◆ **Assignment**: From the first line to the last, print the records exactly.
*** Opening of Records for this exercise ***
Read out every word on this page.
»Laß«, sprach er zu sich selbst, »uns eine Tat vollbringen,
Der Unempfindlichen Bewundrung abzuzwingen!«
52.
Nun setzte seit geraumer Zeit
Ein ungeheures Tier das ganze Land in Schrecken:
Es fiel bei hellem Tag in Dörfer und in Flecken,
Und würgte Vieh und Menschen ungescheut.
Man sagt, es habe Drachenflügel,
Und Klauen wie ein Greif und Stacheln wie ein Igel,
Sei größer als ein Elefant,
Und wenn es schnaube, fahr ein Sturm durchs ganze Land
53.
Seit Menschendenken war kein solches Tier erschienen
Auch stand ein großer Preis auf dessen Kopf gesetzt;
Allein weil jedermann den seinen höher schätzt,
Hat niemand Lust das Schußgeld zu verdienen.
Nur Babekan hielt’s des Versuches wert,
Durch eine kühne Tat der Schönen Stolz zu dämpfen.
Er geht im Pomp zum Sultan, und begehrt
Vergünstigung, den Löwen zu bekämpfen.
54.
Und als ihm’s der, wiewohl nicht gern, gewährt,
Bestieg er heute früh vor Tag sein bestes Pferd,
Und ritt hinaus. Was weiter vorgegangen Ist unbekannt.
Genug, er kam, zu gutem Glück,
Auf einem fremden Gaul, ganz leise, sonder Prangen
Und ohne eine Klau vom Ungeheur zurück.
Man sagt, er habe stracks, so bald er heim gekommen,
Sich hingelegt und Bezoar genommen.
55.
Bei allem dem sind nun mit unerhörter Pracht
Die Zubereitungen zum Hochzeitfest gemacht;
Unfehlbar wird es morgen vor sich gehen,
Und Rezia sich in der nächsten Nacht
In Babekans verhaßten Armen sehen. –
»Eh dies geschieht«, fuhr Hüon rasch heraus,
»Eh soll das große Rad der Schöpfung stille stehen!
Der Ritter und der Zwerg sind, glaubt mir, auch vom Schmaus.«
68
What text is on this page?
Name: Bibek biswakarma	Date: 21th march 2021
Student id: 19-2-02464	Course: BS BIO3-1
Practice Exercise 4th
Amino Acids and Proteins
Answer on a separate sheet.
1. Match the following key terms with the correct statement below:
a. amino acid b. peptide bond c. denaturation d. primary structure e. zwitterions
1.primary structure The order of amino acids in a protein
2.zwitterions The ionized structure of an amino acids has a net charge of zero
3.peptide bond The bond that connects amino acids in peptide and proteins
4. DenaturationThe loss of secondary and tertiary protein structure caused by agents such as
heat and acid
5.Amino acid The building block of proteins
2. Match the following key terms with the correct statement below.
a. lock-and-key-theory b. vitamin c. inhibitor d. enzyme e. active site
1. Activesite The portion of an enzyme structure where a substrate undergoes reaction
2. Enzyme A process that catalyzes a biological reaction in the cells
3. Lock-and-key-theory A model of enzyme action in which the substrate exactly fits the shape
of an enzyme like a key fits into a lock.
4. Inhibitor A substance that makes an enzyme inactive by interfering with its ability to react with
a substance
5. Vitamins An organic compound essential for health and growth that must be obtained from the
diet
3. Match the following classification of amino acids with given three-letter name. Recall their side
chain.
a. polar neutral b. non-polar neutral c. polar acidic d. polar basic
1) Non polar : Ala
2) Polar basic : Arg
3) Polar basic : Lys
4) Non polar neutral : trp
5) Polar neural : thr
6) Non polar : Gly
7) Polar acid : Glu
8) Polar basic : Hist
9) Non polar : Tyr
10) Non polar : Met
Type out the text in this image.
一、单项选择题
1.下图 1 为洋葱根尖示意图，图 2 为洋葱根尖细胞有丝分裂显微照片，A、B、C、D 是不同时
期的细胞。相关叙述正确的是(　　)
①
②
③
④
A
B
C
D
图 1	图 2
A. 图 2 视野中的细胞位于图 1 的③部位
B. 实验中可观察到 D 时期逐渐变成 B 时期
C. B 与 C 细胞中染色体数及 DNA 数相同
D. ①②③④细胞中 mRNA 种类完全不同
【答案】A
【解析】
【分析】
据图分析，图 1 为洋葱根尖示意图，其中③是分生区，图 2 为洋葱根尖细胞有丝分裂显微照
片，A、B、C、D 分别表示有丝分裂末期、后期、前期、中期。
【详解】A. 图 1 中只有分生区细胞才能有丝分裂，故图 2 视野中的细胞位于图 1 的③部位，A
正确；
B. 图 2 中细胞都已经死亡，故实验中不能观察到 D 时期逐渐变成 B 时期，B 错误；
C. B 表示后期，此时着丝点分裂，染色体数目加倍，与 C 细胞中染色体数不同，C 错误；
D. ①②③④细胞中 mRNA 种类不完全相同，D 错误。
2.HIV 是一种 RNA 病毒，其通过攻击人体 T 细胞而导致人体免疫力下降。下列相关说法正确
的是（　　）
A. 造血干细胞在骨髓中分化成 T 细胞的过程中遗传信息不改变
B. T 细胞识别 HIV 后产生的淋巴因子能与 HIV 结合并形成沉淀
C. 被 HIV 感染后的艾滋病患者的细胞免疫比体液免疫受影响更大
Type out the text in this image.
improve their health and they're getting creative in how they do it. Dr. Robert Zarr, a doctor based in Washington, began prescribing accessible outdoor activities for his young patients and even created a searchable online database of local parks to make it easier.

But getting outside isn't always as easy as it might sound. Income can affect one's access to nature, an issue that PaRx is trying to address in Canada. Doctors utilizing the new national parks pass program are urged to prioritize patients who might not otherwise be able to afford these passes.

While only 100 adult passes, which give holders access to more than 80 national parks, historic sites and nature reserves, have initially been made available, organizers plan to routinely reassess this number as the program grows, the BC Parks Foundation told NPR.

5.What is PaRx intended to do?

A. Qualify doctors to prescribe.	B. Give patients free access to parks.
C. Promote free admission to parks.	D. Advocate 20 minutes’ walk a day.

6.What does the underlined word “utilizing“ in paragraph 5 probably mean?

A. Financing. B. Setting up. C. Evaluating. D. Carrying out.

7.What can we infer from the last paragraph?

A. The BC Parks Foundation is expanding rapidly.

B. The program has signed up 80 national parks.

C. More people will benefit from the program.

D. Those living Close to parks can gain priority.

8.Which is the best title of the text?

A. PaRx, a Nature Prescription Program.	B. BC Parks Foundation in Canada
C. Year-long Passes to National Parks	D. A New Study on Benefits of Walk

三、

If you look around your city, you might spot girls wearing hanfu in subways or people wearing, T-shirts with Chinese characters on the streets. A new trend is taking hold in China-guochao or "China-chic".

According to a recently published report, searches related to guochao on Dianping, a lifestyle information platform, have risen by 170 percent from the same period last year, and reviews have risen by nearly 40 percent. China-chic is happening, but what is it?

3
*** Close of Records for this exercise ***
◆ **Result of this exercise**:
Read out every word on this page.
»Laß«, sprach er zu sich selbst, »uns eine Tat vollbringen,
Der Unempfindlichen Bewundrung abzuzwingen!«
52.
Nun setzte seit geraumer Zeit
Ein ungeheures Tier das ganze Land in Schrecken:
Es fiel bei hellem Tag in Dörfer und in Flecken,
Und würgte Vieh und Menschen ungescheut.
Man sagt, es habe Drachenflügel,
Und Klauen wie ein Greif und Stacheln wie ein Igel,
Sei größer als ein Elefant,
Und wenn es schnaube, fahr ein Sturm durchs ganze Land
53.
Seit Menschendenken war kein solches Tier erschienen
Auch stand ein großer Preis auf dessen Kopf gesetzt;
Allein weil jedermann den seinen höher schätzt,
Hat niemand Lust das Schußgeld zu verdienen.
Nur Babekan hielt’s des Versuches wert,
Durch eine kühne Tat der Schönen Stolz zu dämpfen.
Er geht im Pomp zum Sultan, und begehrt
Vergünstigung, den Löwen zu bekämpfen.
54.
Und als ihm’s der, wiewohl nicht gern, gewährt,
Bestieg er heute früh vor Tag sein bestes Pferd,
Und ritt hinaus. Was weiter vorgegangen Ist unbekannt.
Genug, er kam, zu gutem Glück,
Auf einem fremden Gaul, ganz leise, sonder Prangen
Und ohne eine Klau vom Ungeheur zurück.
Man sagt, er habe stracks, so bald er heim gekommen,
Sich hingelegt und Bezoar genommen.
55.
Bei allem dem sind nun mit unerhörter Pracht
Die Zubereitungen zum Hochzeitfest gemacht;
Unfehlbar wird es morgen vor sich gehen,
Und Rezia sich in der nächsten Nacht
In Babekans verhaßten Armen sehen. –
»Eh dies geschieht«, fuhr Hüon rasch heraus,
»Eh soll das große Rad der Schöpfung stille stehen!
Der Ritter und der Zwerg sind, glaubt mir, auch vom Schmaus.«
68
What text is on this page?
Name: Bibek biswakarma	Date: 21th march 2021
Student id: 19-2-02464	Course: BS BIO3-1
Practice Exercise 4th
Amino Acids and Proteins
Answer on a separate sheet.
1. Match the following key terms with the correct statement below:
a. amino acid b. peptide bond c. denaturation d. primary structure e. zwitterions
1.primary structure The order of amino acids in a protein
2.zwitterions The ionized structure of an amino acids has a net charge of zero
3.peptide bond The bond that connects amino acids in peptide and proteins
4. DenaturationThe loss of secondary and tertiary protein structure caused by agents such as
heat and acid
5.Amino acid The building block of proteins
2. Match the following key terms with the correct statement below.
a. lock-and-key-theory b. vitamin c. inhibitor d. enzyme e. active site
1. Activesite The portion of an enzyme structure where a substrate undergoes reaction
2. Enzyme A process that catalyzes a biological reaction in the cells
3. Lock-and-key-theory A model of enzyme action in which the substrate exactly fits the shape
of an enzyme like a key fits into a lock.
4. Inhibitor A substance that makes an enzyme inactive by interfering with its ability to react with
a substance
5. Vitamins An organic compound essential for health and growth that must be obtained from the
diet
3. Match the following classification of amino acids with given three-letter name. Recall their side
chain.
a. polar neutral b. non-polar neutral c. polar acidic d. polar basic
1) Non polar : Ala
2) Polar basic : Arg
3) Polar basic : Lys
4) Non polar neutral : trp
5) Polar neural : thr
6) Non polar : Gly
7) Polar acid : Glu
8) Polar basic : Hist
9) Non polar : Tyr
10) Non polar : Met
Type out the text in this image.
一、单项选择题
1.下图 1 为洋葱根尖示意图，图 2 为洋葱根尖细胞有丝分裂显微照片，A、B、C、D 是不同时
期的细胞。相关叙述正确的是(　　)
①
②
③
④
A
B
C
D
图 1	图 2
A. 图 2 视野中的细胞位于图 1 的③部位
B. 实验中可观察到 D 时期逐渐变成 B 时期
C. B 与 C 细胞中染色体数及 DNA 数相同
D. ①②③④细胞中 mRNA 种类完全不同
【答案】A
【解析】
【分析】
据图分析，图 1 为洋葱根尖示意图，其中③是分生区，图 2 为洋葱根尖细胞有丝分裂显微照
片，A、B、C、D 分别表示有丝分裂末期、后期、前期、中期。
【详解】A. 图 1 中只有分生区细胞才能有丝分裂，故图 2 视野中的细胞位于图 1 的③部位，A
正确；
B. 图 2 中细胞都已经死亡，故实验中不能观察到 D 时期逐渐变成 B 时期，B 错误；
C. B 表示后期，此时着丝点分裂，染色体数目加倍，与 C 细胞中染色体数不同，C 错误；
D. ①②③④细胞中 mRNA 种类不完全相同，D 错误。
2.HIV 是一种 RNA 病毒，其通过攻击人体 T 细胞而导致人体免疫力下降。下列相关说法正确
的是（　　）
A. 造血干细胞在骨髓中分化成 T 细胞的过程中遗传信息不改变
B. T 细胞识别 HIV 后产生的淋巴因子能与 HIV 结合并形成沉淀
C. 被 HIV 感染后的艾滋病患者的细胞免疫比体液免疫受影响更大
Type out the text in this image.
improve their health and they're getting creative in how they do it. Dr. Robert Zarr, a doctor based in Washington, began prescribing accessible outdoor activities for his young patients and even created a searchable online database of local parks to make it easier.

But getting outside isn't always as easy as it might sound. Income can affect one's access to nature, an issue that PaRx is trying to address in Canada. Doctors utilizing the new national parks pass program are urged to prioritize patients who might not otherwise be able to afford these passes.

While only 100 adult passes, which give holders access to more than 80 national parks, historic sites and nature reserves, have initially been made available, organizers plan to routinely reassess this number as the program grows, the BC Parks Foundation told NPR.

5.What is PaRx intended to do?

A. Qualify doctors to prescribe.	B. Give patients free access to parks.
C. Promote free admission to parks.	D. Advocate 20 minutes’ walk a day.

6.What does the underlined word “utilizing“ in paragraph 5 probably mean?

A. Financing. B. Setting up. C. Evaluating. D. Carrying out.

7.What can we infer from the last paragraph?

A. The BC Parks Foundation is expanding rapidly.

B. The program has signed up 80 national parks.

C. More people will benefit from the program.

D. Those living Close to parks can gain priority.

8.Which is the best title of the text?

A. PaRx, a Nature Prescription Program.	B. BC Parks Foundation in Canada
C. Year-long Passes to National Parks	D. A New Study on Benefits of Walk

三、

If you look around your city, you might spot girls wearing hanfu in subways or people wearing, T-shirts with Chinese characters on the streets. A new trend is taking hold in China-guochao or "China-chic".

According to a recently published report, searches related to guochao on Dianping, a lifestyle information platform, have risen by 170 percent from the same period last year, and reviews have risen by nearly 40 percent. China-chic is happening, but what is it?

3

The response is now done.